<<<<

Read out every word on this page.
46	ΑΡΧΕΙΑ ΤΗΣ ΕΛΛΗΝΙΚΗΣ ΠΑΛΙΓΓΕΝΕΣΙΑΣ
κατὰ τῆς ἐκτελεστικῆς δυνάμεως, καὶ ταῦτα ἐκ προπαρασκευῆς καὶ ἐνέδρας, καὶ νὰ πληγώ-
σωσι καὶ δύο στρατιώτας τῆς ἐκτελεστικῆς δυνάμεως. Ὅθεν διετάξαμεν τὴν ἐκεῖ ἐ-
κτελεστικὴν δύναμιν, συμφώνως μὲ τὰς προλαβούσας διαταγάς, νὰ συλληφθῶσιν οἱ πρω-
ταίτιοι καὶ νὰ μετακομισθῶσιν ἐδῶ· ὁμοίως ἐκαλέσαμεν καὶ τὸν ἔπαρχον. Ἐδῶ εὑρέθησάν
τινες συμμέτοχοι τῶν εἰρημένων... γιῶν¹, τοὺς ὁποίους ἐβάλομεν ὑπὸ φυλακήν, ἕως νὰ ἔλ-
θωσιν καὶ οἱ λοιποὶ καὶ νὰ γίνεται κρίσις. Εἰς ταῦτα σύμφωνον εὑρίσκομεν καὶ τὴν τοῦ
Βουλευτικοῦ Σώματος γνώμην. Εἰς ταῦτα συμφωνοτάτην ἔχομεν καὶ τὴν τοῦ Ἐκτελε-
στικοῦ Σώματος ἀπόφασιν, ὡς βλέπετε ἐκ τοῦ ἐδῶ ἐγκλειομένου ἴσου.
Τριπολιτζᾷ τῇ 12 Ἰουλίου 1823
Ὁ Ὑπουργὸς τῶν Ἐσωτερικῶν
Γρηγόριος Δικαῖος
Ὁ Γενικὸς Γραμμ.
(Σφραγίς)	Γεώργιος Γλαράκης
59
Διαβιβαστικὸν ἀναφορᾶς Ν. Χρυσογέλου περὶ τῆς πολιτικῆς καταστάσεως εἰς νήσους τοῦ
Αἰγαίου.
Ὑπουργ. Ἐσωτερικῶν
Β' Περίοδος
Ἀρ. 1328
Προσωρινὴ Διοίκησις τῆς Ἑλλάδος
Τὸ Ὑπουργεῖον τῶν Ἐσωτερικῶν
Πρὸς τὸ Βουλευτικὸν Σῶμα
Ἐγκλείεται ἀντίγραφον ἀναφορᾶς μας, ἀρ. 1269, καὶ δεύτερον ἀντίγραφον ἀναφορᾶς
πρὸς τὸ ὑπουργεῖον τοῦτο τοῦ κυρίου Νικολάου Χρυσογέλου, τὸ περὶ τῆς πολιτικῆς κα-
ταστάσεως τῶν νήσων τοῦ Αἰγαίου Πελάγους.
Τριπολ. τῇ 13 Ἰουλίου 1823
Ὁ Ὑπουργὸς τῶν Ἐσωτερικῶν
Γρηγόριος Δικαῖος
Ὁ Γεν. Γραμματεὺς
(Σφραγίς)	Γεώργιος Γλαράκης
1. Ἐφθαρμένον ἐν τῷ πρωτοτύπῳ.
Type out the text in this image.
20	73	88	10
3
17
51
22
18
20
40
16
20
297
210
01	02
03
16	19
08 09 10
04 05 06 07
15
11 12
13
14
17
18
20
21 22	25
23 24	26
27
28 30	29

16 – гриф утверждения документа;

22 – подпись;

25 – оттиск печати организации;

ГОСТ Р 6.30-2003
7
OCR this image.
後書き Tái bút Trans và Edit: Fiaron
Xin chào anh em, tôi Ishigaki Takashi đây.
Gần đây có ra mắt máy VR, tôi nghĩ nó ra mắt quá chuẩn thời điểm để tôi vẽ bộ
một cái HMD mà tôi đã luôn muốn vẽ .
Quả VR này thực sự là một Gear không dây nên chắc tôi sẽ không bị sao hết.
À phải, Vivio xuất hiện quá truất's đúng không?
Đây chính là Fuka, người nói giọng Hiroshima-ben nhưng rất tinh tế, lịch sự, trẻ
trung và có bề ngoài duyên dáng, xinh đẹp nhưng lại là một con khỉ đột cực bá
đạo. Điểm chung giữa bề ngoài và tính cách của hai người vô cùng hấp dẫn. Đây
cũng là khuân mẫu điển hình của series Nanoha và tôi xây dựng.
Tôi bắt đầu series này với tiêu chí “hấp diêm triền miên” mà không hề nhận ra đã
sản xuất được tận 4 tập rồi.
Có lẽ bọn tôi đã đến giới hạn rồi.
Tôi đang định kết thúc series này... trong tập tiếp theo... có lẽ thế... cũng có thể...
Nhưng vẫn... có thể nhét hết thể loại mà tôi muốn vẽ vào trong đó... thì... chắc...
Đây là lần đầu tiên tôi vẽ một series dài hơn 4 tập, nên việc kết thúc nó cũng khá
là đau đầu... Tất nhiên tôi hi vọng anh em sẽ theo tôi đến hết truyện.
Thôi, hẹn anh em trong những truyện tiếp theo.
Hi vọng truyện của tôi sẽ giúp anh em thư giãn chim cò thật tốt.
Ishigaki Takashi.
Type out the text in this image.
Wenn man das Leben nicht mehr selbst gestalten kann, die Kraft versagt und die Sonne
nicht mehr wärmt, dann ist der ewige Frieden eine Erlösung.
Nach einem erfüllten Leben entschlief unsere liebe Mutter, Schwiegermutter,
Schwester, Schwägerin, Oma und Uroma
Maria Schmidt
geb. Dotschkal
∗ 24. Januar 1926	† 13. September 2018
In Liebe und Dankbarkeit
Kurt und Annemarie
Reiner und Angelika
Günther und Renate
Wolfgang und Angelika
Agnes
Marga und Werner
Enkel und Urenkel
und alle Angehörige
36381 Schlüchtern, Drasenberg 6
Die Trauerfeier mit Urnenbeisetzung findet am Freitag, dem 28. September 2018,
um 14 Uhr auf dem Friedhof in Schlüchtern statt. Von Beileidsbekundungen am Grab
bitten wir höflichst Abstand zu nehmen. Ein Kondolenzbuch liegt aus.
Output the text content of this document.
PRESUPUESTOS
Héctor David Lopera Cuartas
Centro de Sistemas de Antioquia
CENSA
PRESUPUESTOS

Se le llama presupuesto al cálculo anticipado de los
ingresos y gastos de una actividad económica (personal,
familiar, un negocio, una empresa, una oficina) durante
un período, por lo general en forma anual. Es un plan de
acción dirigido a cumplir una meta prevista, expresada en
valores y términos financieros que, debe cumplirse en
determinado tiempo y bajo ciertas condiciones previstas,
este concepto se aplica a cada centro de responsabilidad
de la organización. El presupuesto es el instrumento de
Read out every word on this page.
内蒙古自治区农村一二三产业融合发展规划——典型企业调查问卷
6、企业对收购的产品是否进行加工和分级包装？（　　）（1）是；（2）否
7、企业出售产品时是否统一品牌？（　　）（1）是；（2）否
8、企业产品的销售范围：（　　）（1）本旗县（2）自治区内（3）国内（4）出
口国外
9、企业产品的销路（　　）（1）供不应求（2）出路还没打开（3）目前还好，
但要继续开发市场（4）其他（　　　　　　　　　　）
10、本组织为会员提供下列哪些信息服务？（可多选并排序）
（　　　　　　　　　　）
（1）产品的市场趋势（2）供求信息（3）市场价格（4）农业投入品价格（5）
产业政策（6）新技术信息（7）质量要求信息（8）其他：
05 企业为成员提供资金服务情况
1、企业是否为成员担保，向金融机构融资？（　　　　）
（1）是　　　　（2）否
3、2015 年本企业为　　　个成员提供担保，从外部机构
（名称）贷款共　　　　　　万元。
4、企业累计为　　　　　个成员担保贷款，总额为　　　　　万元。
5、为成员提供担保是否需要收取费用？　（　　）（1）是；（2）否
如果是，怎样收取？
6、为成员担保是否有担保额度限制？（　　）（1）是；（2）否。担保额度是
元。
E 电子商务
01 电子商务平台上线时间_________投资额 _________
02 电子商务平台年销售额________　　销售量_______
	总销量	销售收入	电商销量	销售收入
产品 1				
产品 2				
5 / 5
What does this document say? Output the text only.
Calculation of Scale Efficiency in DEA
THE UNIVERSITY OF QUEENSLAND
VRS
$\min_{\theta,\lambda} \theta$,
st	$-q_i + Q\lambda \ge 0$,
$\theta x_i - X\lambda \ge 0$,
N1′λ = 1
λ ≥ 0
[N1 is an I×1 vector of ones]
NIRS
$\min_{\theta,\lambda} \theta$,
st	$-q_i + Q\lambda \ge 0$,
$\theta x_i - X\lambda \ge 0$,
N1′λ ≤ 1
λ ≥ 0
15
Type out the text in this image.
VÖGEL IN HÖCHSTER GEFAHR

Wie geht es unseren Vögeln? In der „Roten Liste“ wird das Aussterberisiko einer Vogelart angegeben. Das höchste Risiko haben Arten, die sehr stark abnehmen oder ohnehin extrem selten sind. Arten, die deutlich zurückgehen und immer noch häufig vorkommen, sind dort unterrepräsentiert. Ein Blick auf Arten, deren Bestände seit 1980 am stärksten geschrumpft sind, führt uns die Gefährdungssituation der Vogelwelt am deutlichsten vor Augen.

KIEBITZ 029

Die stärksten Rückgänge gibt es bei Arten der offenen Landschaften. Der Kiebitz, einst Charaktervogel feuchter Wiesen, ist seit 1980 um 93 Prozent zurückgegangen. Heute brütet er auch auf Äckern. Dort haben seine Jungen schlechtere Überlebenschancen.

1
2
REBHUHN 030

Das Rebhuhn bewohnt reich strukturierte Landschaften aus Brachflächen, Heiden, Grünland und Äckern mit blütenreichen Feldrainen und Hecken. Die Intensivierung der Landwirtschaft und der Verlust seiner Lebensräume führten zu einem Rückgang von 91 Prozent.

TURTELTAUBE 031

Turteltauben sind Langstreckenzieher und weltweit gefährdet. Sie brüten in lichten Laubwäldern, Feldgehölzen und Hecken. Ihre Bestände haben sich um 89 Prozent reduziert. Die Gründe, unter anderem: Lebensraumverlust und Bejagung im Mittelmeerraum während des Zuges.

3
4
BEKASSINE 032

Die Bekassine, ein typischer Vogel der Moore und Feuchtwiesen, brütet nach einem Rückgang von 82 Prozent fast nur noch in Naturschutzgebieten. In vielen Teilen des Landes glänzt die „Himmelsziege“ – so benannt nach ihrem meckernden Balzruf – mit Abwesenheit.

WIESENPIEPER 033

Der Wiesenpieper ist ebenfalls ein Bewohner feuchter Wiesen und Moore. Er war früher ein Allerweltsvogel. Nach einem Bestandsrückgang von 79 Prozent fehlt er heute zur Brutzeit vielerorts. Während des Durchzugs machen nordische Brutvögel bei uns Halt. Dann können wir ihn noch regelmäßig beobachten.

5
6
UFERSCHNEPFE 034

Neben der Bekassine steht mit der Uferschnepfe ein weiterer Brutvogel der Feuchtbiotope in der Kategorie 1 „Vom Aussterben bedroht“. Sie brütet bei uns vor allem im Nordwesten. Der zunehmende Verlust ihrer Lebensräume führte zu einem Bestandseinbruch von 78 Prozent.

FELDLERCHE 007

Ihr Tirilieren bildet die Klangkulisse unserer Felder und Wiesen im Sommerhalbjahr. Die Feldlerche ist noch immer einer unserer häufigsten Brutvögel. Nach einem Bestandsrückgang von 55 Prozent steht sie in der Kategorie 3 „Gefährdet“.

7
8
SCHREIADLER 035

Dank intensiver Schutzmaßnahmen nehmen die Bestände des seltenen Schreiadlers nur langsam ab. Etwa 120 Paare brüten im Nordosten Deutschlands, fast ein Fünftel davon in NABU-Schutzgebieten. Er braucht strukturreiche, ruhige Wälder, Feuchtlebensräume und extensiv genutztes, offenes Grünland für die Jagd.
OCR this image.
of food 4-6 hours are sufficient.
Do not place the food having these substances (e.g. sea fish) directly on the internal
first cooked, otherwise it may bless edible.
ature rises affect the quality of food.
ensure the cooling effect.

>>>>

### [Task description]
Search the data for the string "Arten" and copy each line where it appears.

### [Answer]
Wie geht es unseren Vögeln? In der „Roten Liste“ wird das Aussterberisiko einer Vogelart angegeben. Das höchste Risiko haben Arten, die sehr stark abnehmen oder ohnehin extrem selten sind. Arten, die deutlich zurückgehen und immer noch häufig vorkommen, sind dort unterrepräsentiert. Ein Blick auf Arten, deren Bestände seit 1980 am stärksten geschrumpft sind, führt uns die Gefährdungssituation der Vogelwelt am deutlichsten vor Augen.
Die stärksten Rückgänge gibt es bei Arten der offenen Landschaften. Der Kiebitz, einst Charaktervogel feuchter Wiesen, ist seit 1980 um 93 Prozent zurückgegangen. Heute brütet er auch auf Äckern. Dort haben seine Jungen schlechtere Überlebenschancen.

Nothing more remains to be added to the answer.